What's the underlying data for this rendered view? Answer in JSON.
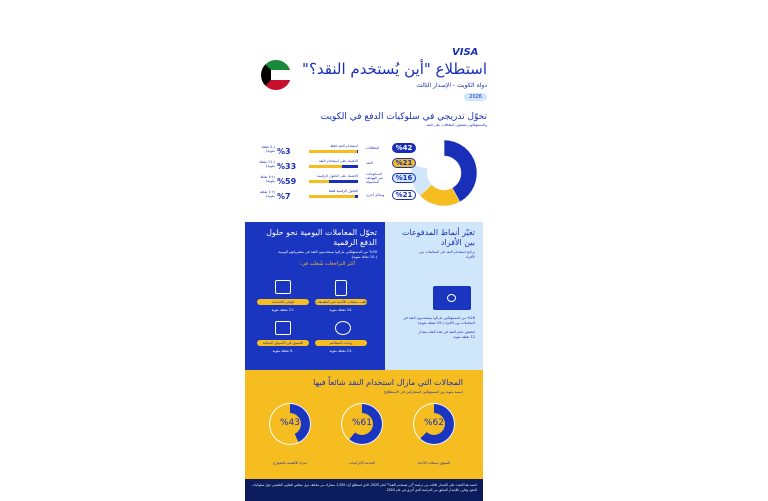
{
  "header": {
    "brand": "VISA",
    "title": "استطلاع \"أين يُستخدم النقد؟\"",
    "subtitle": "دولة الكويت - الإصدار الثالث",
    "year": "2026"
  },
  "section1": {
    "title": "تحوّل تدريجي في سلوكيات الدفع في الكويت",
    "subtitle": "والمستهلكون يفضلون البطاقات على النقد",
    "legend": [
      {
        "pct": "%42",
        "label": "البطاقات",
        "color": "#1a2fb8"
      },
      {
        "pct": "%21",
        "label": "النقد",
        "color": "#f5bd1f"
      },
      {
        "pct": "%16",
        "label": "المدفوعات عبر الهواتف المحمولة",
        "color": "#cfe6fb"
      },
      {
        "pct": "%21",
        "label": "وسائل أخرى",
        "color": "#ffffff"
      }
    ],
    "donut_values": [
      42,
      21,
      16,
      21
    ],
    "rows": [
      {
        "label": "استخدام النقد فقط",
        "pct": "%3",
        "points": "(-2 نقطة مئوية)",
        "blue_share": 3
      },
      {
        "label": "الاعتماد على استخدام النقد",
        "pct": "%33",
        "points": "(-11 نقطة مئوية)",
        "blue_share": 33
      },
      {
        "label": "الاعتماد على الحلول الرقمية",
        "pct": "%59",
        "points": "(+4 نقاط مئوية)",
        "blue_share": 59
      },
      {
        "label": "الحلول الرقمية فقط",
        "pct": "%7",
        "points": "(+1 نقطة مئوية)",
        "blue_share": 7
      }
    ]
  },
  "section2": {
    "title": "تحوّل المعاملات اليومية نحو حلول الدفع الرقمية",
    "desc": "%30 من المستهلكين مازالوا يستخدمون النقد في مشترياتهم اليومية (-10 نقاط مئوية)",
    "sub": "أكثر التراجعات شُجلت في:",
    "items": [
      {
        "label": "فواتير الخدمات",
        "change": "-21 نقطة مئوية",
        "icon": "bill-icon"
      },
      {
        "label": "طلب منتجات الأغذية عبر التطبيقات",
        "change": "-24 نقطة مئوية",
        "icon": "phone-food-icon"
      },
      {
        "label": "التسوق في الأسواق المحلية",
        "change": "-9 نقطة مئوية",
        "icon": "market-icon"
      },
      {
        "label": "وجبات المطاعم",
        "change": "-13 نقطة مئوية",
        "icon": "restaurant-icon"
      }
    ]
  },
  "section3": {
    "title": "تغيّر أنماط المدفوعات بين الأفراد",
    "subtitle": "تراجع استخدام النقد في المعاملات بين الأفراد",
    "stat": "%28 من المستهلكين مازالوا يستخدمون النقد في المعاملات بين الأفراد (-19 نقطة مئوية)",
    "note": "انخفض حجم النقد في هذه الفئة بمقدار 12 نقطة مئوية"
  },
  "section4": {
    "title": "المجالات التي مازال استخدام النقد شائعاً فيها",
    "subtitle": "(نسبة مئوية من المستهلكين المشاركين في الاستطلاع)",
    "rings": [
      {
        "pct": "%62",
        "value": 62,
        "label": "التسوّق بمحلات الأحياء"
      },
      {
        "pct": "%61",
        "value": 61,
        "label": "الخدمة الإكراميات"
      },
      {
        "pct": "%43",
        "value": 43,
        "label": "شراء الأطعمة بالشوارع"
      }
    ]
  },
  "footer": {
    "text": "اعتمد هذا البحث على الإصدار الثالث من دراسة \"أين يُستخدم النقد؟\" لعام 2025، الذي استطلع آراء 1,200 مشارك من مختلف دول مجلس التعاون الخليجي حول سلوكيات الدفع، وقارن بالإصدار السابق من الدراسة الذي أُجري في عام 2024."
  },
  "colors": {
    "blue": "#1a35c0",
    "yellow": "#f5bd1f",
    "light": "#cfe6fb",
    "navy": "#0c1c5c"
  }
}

§ §

EXERCISE TASK: Without including any pictures, output all the entries above exactly.

RESPONSE:
What's the underlying data for this rendered view? Answer in JSON.
{
  "header": {
    "brand": "VISA",
    "title": "استطلاع \"أين يُستخدم النقد؟\"",
    "subtitle": "دولة الكويت - الإصدار الثالث",
    "year": "2026"
  },
  "section1": {
    "title": "تحوّل تدريجي في سلوكيات الدفع في الكويت",
    "subtitle": "والمستهلكون يفضلون البطاقات على النقد",
    "legend": [
      {
        "pct": "%42",
        "label": "البطاقات",
        "color": "#1a2fb8"
      },
      {
        "pct": "%21",
        "label": "النقد",
        "color": "#f5bd1f"
      },
      {
        "pct": "%16",
        "label": "المدفوعات عبر الهواتف المحمولة",
        "color": "#cfe6fb"
      },
      {
        "pct": "%21",
        "label": "وسائل أخرى",
        "color": "#ffffff"
      }
    ],
    "donut_values": [
      42,
      21,
      16,
      21
    ],
    "rows": [
      {
        "label": "استخدام النقد فقط",
        "pct": "%3",
        "points": "(-2 نقطة مئوية)",
        "blue_share": 3
      },
      {
        "label": "الاعتماد على استخدام النقد",
        "pct": "%33",
        "points": "(-11 نقطة مئوية)",
        "blue_share": 33
      },
      {
        "label": "الاعتماد على الحلول الرقمية",
        "pct": "%59",
        "points": "(+4 نقاط مئوية)",
        "blue_share": 59
      },
      {
        "label": "الحلول الرقمية فقط",
        "pct": "%7",
        "points": "(+1 نقطة مئوية)",
        "blue_share": 7
      }
    ]
  },
  "section2": {
    "title": "تحوّل المعاملات اليومية نحو حلول الدفع الرقمية",
    "desc": "%30 من المستهلكين مازالوا يستخدمون النقد في مشترياتهم اليومية (-10 نقاط مئوية)",
    "sub": "أكثر التراجعات شُجلت في:",
    "items": [
      {
        "label": "فواتير الخدمات",
        "change": "-21 نقطة مئوية",
        "icon": "bill-icon"
      },
      {
        "label": "طلب منتجات الأغذية عبر التطبيقات",
        "change": "-24 نقطة مئوية",
        "icon": "phone-food-icon"
      },
      {
        "label": "التسوق في الأسواق المحلية",
        "change": "-9 نقطة مئوية",
        "icon": "market-icon"
      },
      {
        "label": "وجبات المطاعم",
        "change": "-13 نقطة مئوية",
        "icon": "restaurant-icon"
      }
    ]
  },
  "section3": {
    "title": "تغيّر أنماط المدفوعات بين الأفراد",
    "subtitle": "تراجع استخدام النقد في المعاملات بين الأفراد",
    "stat": "%28 من المستهلكين مازالوا يستخدمون النقد في المعاملات بين الأفراد (-19 نقطة مئوية)",
    "note": "انخفض حجم النقد في هذه الفئة بمقدار 12 نقطة مئوية"
  },
  "section4": {
    "title": "المجالات التي مازال استخدام النقد شائعاً فيها",
    "subtitle": "(نسبة مئوية من المستهلكين المشاركين في الاستطلاع)",
    "rings": [
      {
        "pct": "%62",
        "value": 62,
        "label": "التسوّق بمحلات الأحياء"
      },
      {
        "pct": "%61",
        "value": 61,
        "label": "الخدمة الإكراميات"
      },
      {
        "pct": "%43",
        "value": 43,
        "label": "شراء الأطعمة بالشوارع"
      }
    ]
  },
  "footer": {
    "text": "اعتمد هذا البحث على الإصدار الثالث من دراسة \"أين يُستخدم النقد؟\" لعام 2025، الذي استطلع آراء 1,200 مشارك من مختلف دول مجلس التعاون الخليجي حول سلوكيات الدفع، وقارن بالإصدار السابق من الدراسة الذي أُجري في عام 2024."
  },
  "colors": {
    "blue": "#1a35c0",
    "yellow": "#f5bd1f",
    "light": "#cfe6fb",
    "navy": "#0c1c5c"
  }
}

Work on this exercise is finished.